Exercise requirements
Write each line out exactly, leaving none out.

(Stored items)
>>>>>
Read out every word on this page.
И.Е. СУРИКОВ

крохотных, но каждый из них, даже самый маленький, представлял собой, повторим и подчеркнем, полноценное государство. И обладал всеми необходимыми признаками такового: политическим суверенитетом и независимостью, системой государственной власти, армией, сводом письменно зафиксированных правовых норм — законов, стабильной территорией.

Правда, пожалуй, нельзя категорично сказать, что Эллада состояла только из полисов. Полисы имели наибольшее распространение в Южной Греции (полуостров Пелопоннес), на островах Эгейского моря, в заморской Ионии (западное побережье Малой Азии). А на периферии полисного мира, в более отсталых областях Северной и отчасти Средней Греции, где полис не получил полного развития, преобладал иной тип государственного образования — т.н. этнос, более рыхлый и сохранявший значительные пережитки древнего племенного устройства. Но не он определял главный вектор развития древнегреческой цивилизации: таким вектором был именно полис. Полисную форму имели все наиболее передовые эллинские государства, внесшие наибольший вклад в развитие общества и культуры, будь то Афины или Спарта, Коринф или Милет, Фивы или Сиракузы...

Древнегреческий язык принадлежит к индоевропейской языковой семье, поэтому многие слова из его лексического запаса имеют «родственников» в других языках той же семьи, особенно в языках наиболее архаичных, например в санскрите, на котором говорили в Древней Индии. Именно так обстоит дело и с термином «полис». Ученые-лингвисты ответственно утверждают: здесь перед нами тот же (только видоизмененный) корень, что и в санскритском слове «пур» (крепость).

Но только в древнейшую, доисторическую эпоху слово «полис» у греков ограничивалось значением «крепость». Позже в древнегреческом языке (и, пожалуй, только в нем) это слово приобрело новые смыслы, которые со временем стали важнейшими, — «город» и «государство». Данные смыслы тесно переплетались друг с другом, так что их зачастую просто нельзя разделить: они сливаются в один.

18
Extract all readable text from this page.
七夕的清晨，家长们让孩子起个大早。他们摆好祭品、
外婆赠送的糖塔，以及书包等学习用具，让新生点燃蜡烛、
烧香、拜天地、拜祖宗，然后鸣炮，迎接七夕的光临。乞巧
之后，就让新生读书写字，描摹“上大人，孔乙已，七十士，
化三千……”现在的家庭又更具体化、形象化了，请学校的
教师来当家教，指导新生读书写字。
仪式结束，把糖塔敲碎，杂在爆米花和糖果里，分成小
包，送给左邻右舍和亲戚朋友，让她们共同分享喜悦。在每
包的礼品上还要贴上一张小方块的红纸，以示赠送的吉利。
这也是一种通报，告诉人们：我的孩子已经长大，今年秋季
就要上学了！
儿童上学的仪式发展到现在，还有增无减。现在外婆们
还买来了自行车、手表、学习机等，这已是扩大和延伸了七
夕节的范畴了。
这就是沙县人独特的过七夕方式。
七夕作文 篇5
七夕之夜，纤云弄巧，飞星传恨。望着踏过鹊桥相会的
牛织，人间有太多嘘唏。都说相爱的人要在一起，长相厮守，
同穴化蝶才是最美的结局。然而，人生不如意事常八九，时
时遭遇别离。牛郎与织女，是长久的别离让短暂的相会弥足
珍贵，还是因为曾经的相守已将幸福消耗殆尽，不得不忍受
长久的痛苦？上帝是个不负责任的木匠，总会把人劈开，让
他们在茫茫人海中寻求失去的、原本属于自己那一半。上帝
<<<<<
Result
Read out every word on this page.
И.Е. СУРИКОВ

крохотных, но каждый из них, даже самый маленький, представлял собой, повторим и подчеркнем, полноценное государство. И обладал всеми необходимыми признаками такового: политическим суверенитетом и независимостью, системой государственной власти, армией, сводом письменно зафиксированных правовых норм — законов, стабильной территорией.

Правда, пожалуй, нельзя категорично сказать, что Эллада состояла только из полисов. Полисы имели наибольшее распространение в Южной Греции (полуостров Пелопоннес), на островах Эгейского моря, в заморской Ионии (западное побережье Малой Азии). А на периферии полисного мира, в более отсталых областях Северной и отчасти Средней Греции, где полис не получил полного развития, преобладал иной тип государственного образования — т.н. этнос, более рыхлый и сохранявший значительные пережитки древнего племенного устройства. Но не он определял главный вектор развития древнегреческой цивилизации: таким вектором был именно полис. Полисную форму имели все наиболее передовые эллинские государства, внесшие наибольший вклад в развитие общества и культуры, будь то Афины или Спарта, Коринф или Милет, Фивы или Сиракузы...

Древнегреческий язык принадлежит к индоевропейской языковой семье, поэтому многие слова из его лексического запаса имеют «родственников» в других языках той же семьи, особенно в языках наиболее архаичных, например в санскрите, на котором говорили в Древней Индии. Именно так обстоит дело и с термином «полис». Ученые-лингвисты ответственно утверждают: здесь перед нами тот же (только видоизмененный) корень, что и в санскритском слове «пур» (крепость).

Но только в древнейшую, доисторическую эпоху слово «полис» у греков ограничивалось значением «крепость». Позже в древнегреческом языке (и, пожалуй, только в нем) это слово приобрело новые смыслы, которые со временем стали важнейшими, — «город» и «государство». Данные смыслы тесно переплетались друг с другом, так что их зачастую просто нельзя разделить: они сливаются в один.

18
Extract all readable text from this page.
七夕的清晨，家长们让孩子起个大早。他们摆好祭品、
外婆赠送的糖塔，以及书包等学习用具，让新生点燃蜡烛、
烧香、拜天地、拜祖宗，然后鸣炮，迎接七夕的光临。乞巧
之后，就让新生读书写字，描摹“上大人，孔乙已，七十士，
化三千……”现在的家庭又更具体化、形象化了，请学校的
教师来当家教，指导新生读书写字。
仪式结束，把糖塔敲碎，杂在爆米花和糖果里，分成小
包，送给左邻右舍和亲戚朋友，让她们共同分享喜悦。在每
包的礼品上还要贴上一张小方块的红纸，以示赠送的吉利。
这也是一种通报，告诉人们：我的孩子已经长大，今年秋季
就要上学了！
儿童上学的仪式发展到现在，还有增无减。现在外婆们
还买来了自行车、手表、学习机等，这已是扩大和延伸了七
夕节的范畴了。
这就是沙县人独特的过七夕方式。
七夕作文 篇5
七夕之夜，纤云弄巧，飞星传恨。望着踏过鹊桥相会的
牛织，人间有太多嘘唏。都说相爱的人要在一起，长相厮守，
同穴化蝶才是最美的结局。然而，人生不如意事常八九，时
时遭遇别离。牛郎与织女，是长久的别离让短暂的相会弥足
珍贵，还是因为曾经的相守已将幸福消耗殆尽，不得不忍受
长久的痛苦？上帝是个不负责任的木匠，总会把人劈开，让
他们在茫茫人海中寻求失去的、原本属于自己那一半。上帝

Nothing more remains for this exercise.